■ **What this task involves**
Skip all pictures, then print the remaining material exactly.

··· Data for this task ···

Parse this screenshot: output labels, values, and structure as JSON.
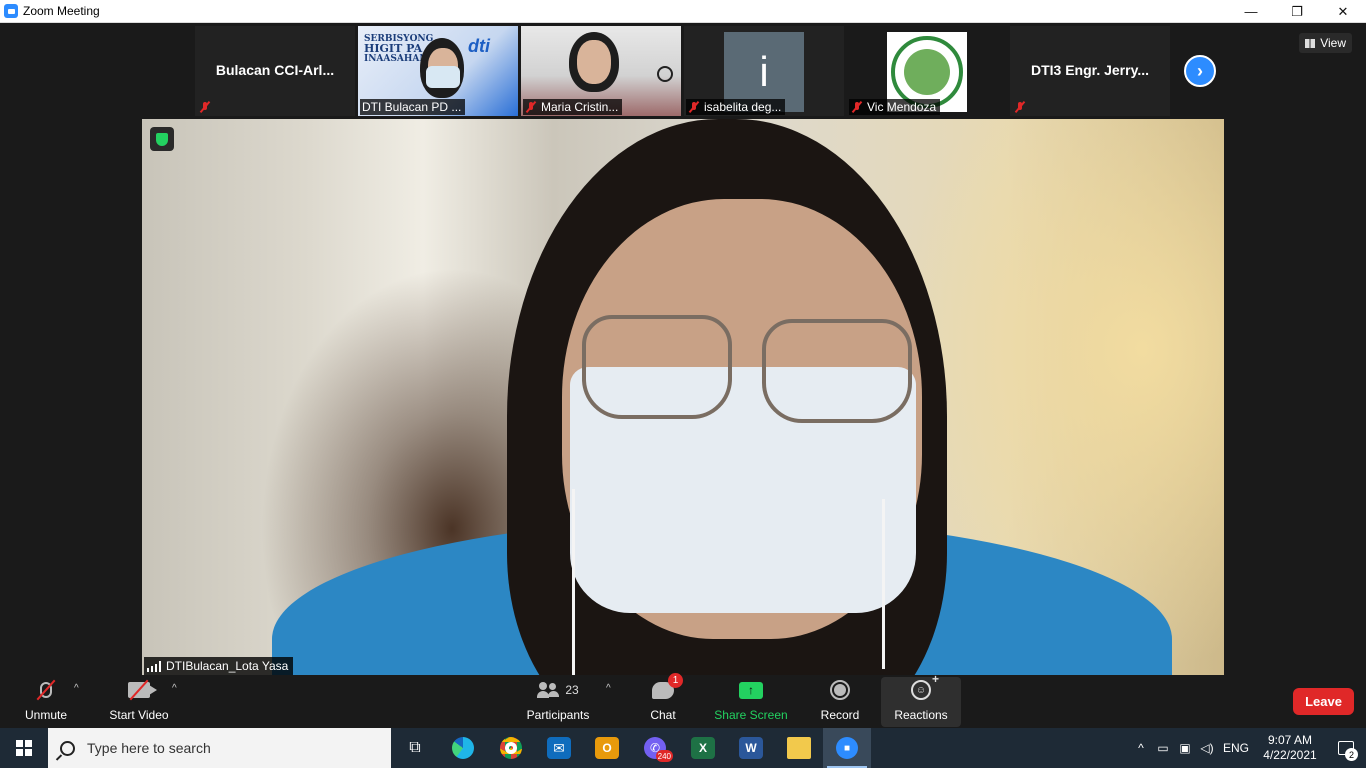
{
  "window": {
    "title": "Zoom Meeting",
    "minimize_glyph": "—",
    "restore_glyph": "❐",
    "close_glyph": "✕"
  },
  "gallery": {
    "tiles": [
      {
        "name": "Bulacan  CCI-Arl...",
        "muted": true,
        "video": false
      },
      {
        "name": "DTI Bulacan PD ...",
        "muted": true,
        "video": true
      },
      {
        "name": "Maria Cristin...",
        "muted": true,
        "video": true
      },
      {
        "name": "isabelita deg...",
        "muted": true,
        "video": false,
        "avatar_letter": "i"
      },
      {
        "name": "Vic Mendoza",
        "muted": true,
        "video": false
      },
      {
        "name": "DTI3  Engr. Jerry...",
        "muted": true,
        "video": false
      }
    ],
    "dti_banner": {
      "line1": "SERBISYONG",
      "line2": "HIGIT PA",
      "line3": "INAASAHAN",
      "logo": "dti"
    },
    "next_glyph": "›",
    "view_label": "View"
  },
  "main_video": {
    "speaker_name": "DTIBulacan_Lota Yasa",
    "encrypted_icon": "shield-check-icon"
  },
  "toolbar": {
    "unmute_label": "Unmute",
    "start_video_label": "Start Video",
    "participants_label": "Participants",
    "participants_count": "23",
    "chat_label": "Chat",
    "chat_badge": "1",
    "share_label": "Share Screen",
    "share_glyph": "↑",
    "record_label": "Record",
    "reactions_label": "Reactions",
    "reactions_glyph": "☺",
    "reactions_plus": "+",
    "leave_label": "Leave",
    "caret_glyph": "^",
    "colors": {
      "leave": "#e02828",
      "share": "#23d160",
      "accent": "#2d8cff"
    }
  },
  "taskbar": {
    "search_placeholder": "Type here to search",
    "apps": [
      {
        "name": "task-view",
        "glyph": "⧉"
      },
      {
        "name": "edge",
        "glyph": ""
      },
      {
        "name": "chrome",
        "glyph": ""
      },
      {
        "name": "mail",
        "glyph": "✉"
      },
      {
        "name": "outlook",
        "glyph": "O"
      },
      {
        "name": "viber",
        "glyph": "✆",
        "badge": "240"
      },
      {
        "name": "excel",
        "glyph": "X"
      },
      {
        "name": "word",
        "glyph": "W"
      },
      {
        "name": "file-explorer",
        "glyph": ""
      },
      {
        "name": "zoom",
        "glyph": "■"
      }
    ],
    "tray": {
      "chevron": "^",
      "language": "ENG",
      "time": "9:07 AM",
      "date": "4/22/2021",
      "notification_count": "2"
    }
  }
}
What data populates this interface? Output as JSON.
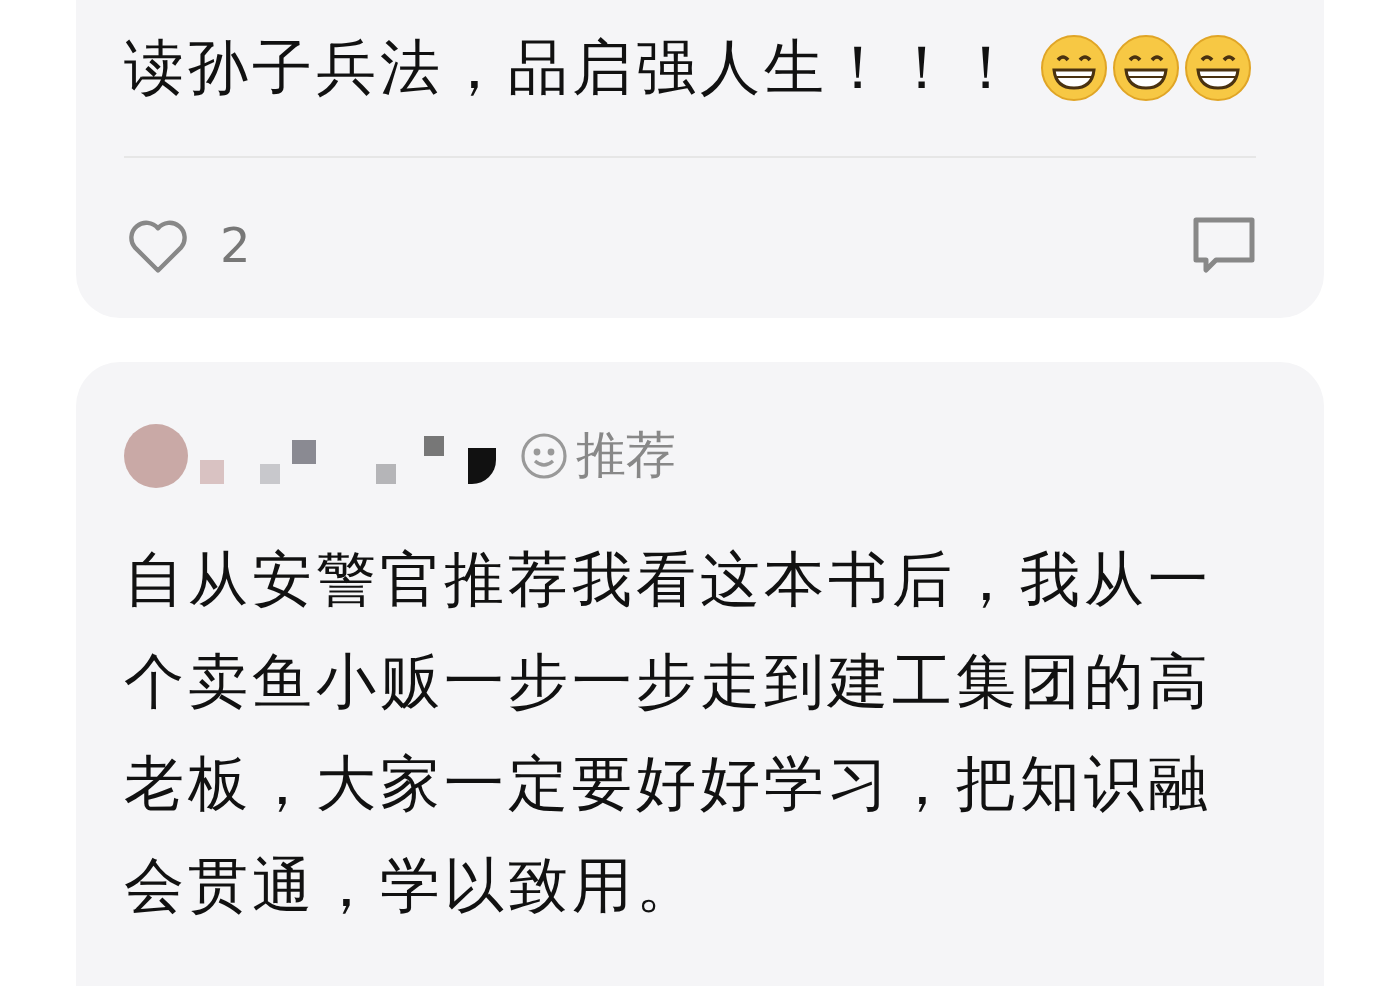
{
  "posts": [
    {
      "text": "读孙子兵法，品启强人生！！！",
      "emojis": [
        {
          "kind": "grin"
        },
        {
          "kind": "grin"
        },
        {
          "kind": "grin"
        }
      ],
      "likes": "2"
    },
    {
      "badge": "推荐",
      "text": "自从安警官推荐我看这本书后，我从一个卖鱼小贩一步一步走到建工集团的高老板，大家一定要好好学习，把知识融会贯通，学以致用。"
    }
  ]
}
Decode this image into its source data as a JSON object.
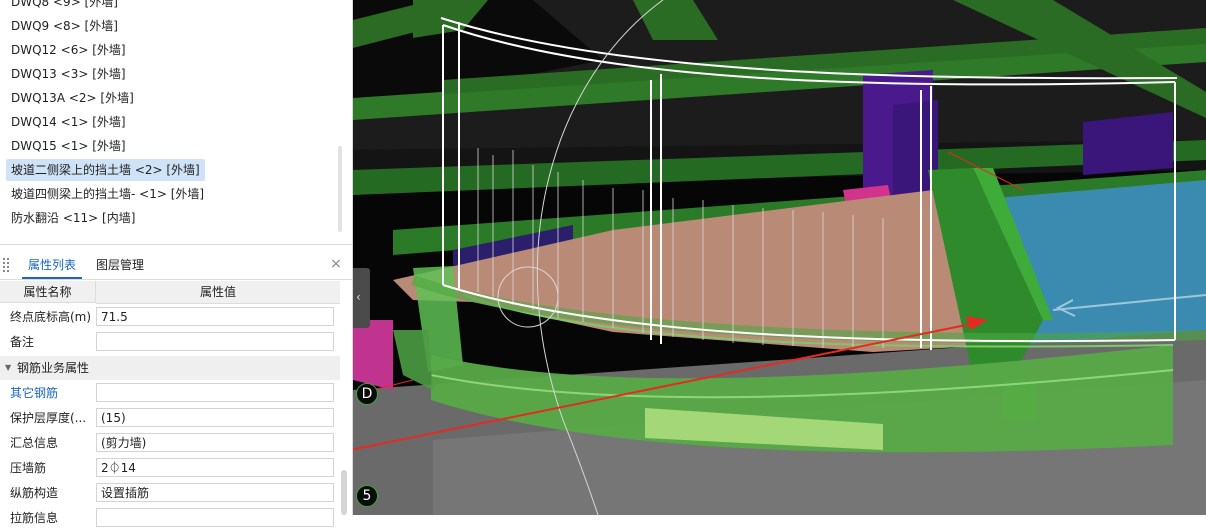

···

■ **Response for this exercise**
Parse this screenshot: output labels, values, and structure as JSON.
{
  "window": {
    "title": "Zoom Meeting",
    "minimize_glyph": "—",
    "restore_glyph": "❐",
    "close_glyph": "✕"
  },
  "gallery": {
    "tiles": [
      {
        "name": "Bulacan  CCI-Arl...",
        "muted": true,
        "video": false
      },
      {
        "name": "DTI Bulacan PD ...",
        "muted": true,
        "video": true
      },
      {
        "name": "Maria Cristin...",
        "muted": true,
        "video": true
      },
      {
        "name": "isabelita deg...",
        "muted": true,
        "video": false,
        "avatar_letter": "i"
      },
      {
        "name": "Vic Mendoza",
        "muted": true,
        "video": false
      },
      {
        "name": "DTI3  Engr. Jerry...",
        "muted": true,
        "video": false
      }
    ],
    "dti_banner": {
      "line1": "SERBISYONG",
      "line2": "HIGIT PA",
      "line3": "INAASAHAN",
      "logo": "dti"
    },
    "next_glyph": "›",
    "view_label": "View"
  },
  "main_video": {
    "speaker_name": "DTIBulacan_Lota Yasa",
    "encrypted_icon": "shield-check-icon"
  },
  "toolbar": {
    "unmute_label": "Unmute",
    "start_video_label": "Start Video",
    "participants_label": "Participants",
    "participants_count": "23",
    "chat_label": "Chat",
    "chat_badge": "1",
    "share_label": "Share Screen",
    "share_glyph": "↑",
    "record_label": "Record",
    "reactions_label": "Reactions",
    "reactions_glyph": "☺",
    "reactions_plus": "+",
    "leave_label": "Leave",
    "caret_glyph": "^",
    "colors": {
      "leave": "#e02828",
      "share": "#23d160",
      "accent": "#2d8cff"
    }
  },
  "taskbar": {
    "search_placeholder": "Type here to search",
    "apps": [
      {
        "name": "task-view",
        "glyph": "⧉"
      },
      {
        "name": "edge",
        "glyph": ""
      },
      {
        "name": "chrome",
        "glyph": ""
      },
      {
        "name": "mail",
        "glyph": "✉"
      },
      {
        "name": "outlook",
        "glyph": "O"
      },
      {
        "name": "viber",
        "glyph": "✆",
        "badge": "240"
      },
      {
        "name": "excel",
        "glyph": "X"
      },
      {
        "name": "word",
        "glyph": "W"
      },
      {
        "name": "file-explorer",
        "glyph": ""
      },
      {
        "name": "zoom",
        "glyph": "■"
      }
    ],
    "tray": {
      "chevron": "^",
      "language": "ENG",
      "time": "9:07 AM",
      "date": "4/22/2021",
      "notification_count": "2"
    }
  }
}
What data populates this interface? Output as JSON.
{
  "posts": [
    {
      "text": "读孙子兵法，品启强人生！！！",
      "emojis": [
        {
          "kind": "grin"
        },
        {
          "kind": "grin"
        },
        {
          "kind": "grin"
        }
      ],
      "likes": "2"
    },
    {
      "badge": "推荐",
      "text": "自从安警官推荐我看这本书后，我从一个卖鱼小贩一步一步走到建工集团的高老板，大家一定要好好学习，把知识融会贯通，学以致用。"
    }
  ]
}
Decode this image into its source data as a JSON object.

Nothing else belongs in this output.